Aim: Without the pictures, can you quote each line below exactly?

* Begin *

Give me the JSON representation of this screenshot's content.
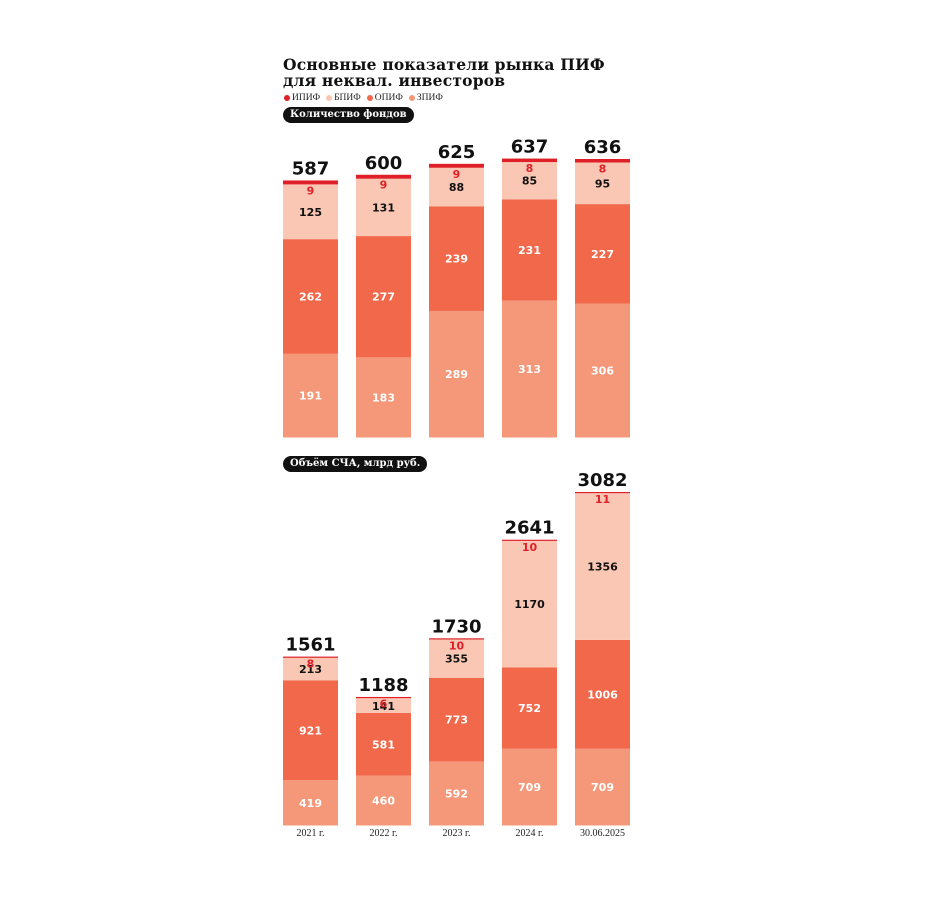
{
  "title_line1": "Основные показатели рынка ПИФ",
  "title_line2": "для неквал. инвесторов",
  "legend": [
    {
      "label": "ИПИФ",
      "color": "#e02028"
    },
    {
      "label": "БПИФ",
      "color": "#f9c7b3"
    },
    {
      "label": "ОПИФ",
      "color": "#f1684b"
    },
    {
      "label": "ЗПИФ",
      "color": "#f49879"
    }
  ],
  "panel_labels": {
    "count": "Количество фондов",
    "assets": "Объём СЧА, млрд руб."
  },
  "chart_data": [
    {
      "type": "bar",
      "stacked": true,
      "title": "Количество фондов",
      "categories": [
        "2021 г.",
        "2022 г.",
        "2023 г.",
        "2024 г.",
        "30.06.2025"
      ],
      "totals": [
        587,
        600,
        625,
        637,
        636
      ],
      "series": [
        {
          "name": "ЗПИФ",
          "color": "#f49879",
          "values": [
            191,
            183,
            289,
            313,
            306
          ]
        },
        {
          "name": "ОПИФ",
          "color": "#f1684b",
          "values": [
            262,
            277,
            239,
            231,
            227
          ]
        },
        {
          "name": "БПИФ",
          "color": "#f9c7b3",
          "values": [
            125,
            131,
            88,
            85,
            95
          ]
        },
        {
          "name": "ИПИФ",
          "color": "#e02028",
          "values": [
            9,
            9,
            9,
            8,
            8
          ]
        }
      ]
    },
    {
      "type": "bar",
      "stacked": true,
      "title": "Объём СЧА, млрд руб.",
      "categories": [
        "2021 г.",
        "2022 г.",
        "2023 г.",
        "2024 г.",
        "30.06.2025"
      ],
      "totals": [
        1561,
        1188,
        1730,
        2641,
        3082
      ],
      "series": [
        {
          "name": "ЗПИФ",
          "color": "#f49879",
          "values": [
            419,
            460,
            592,
            709,
            709
          ]
        },
        {
          "name": "ОПИФ",
          "color": "#f1684b",
          "values": [
            921,
            581,
            773,
            752,
            1006
          ]
        },
        {
          "name": "БПИФ",
          "color": "#f9c7b3",
          "values": [
            213,
            141,
            355,
            1170,
            1356
          ]
        },
        {
          "name": "ИПИФ",
          "color": "#e02028",
          "values": [
            8,
            6,
            10,
            10,
            11
          ]
        }
      ]
    }
  ]
}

* End *

Expected answer:
Give me the JSON representation of this screenshot's content.
{
  "title_line1": "Основные показатели рынка ПИФ",
  "title_line2": "для неквал. инвесторов",
  "legend": [
    {
      "label": "ИПИФ",
      "color": "#e02028"
    },
    {
      "label": "БПИФ",
      "color": "#f9c7b3"
    },
    {
      "label": "ОПИФ",
      "color": "#f1684b"
    },
    {
      "label": "ЗПИФ",
      "color": "#f49879"
    }
  ],
  "panel_labels": {
    "count": "Количество фондов",
    "assets": "Объём СЧА, млрд руб."
  },
  "chart_data": [
    {
      "type": "bar",
      "stacked": true,
      "title": "Количество фондов",
      "categories": [
        "2021 г.",
        "2022 г.",
        "2023 г.",
        "2024 г.",
        "30.06.2025"
      ],
      "totals": [
        587,
        600,
        625,
        637,
        636
      ],
      "series": [
        {
          "name": "ЗПИФ",
          "color": "#f49879",
          "values": [
            191,
            183,
            289,
            313,
            306
          ]
        },
        {
          "name": "ОПИФ",
          "color": "#f1684b",
          "values": [
            262,
            277,
            239,
            231,
            227
          ]
        },
        {
          "name": "БПИФ",
          "color": "#f9c7b3",
          "values": [
            125,
            131,
            88,
            85,
            95
          ]
        },
        {
          "name": "ИПИФ",
          "color": "#e02028",
          "values": [
            9,
            9,
            9,
            8,
            8
          ]
        }
      ]
    },
    {
      "type": "bar",
      "stacked": true,
      "title": "Объём СЧА, млрд руб.",
      "categories": [
        "2021 г.",
        "2022 г.",
        "2023 г.",
        "2024 г.",
        "30.06.2025"
      ],
      "totals": [
        1561,
        1188,
        1730,
        2641,
        3082
      ],
      "series": [
        {
          "name": "ЗПИФ",
          "color": "#f49879",
          "values": [
            419,
            460,
            592,
            709,
            709
          ]
        },
        {
          "name": "ОПИФ",
          "color": "#f1684b",
          "values": [
            921,
            581,
            773,
            752,
            1006
          ]
        },
        {
          "name": "БПИФ",
          "color": "#f9c7b3",
          "values": [
            213,
            141,
            355,
            1170,
            1356
          ]
        },
        {
          "name": "ИПИФ",
          "color": "#e02028",
          "values": [
            8,
            6,
            10,
            10,
            11
          ]
        }
      ]
    }
  ]
}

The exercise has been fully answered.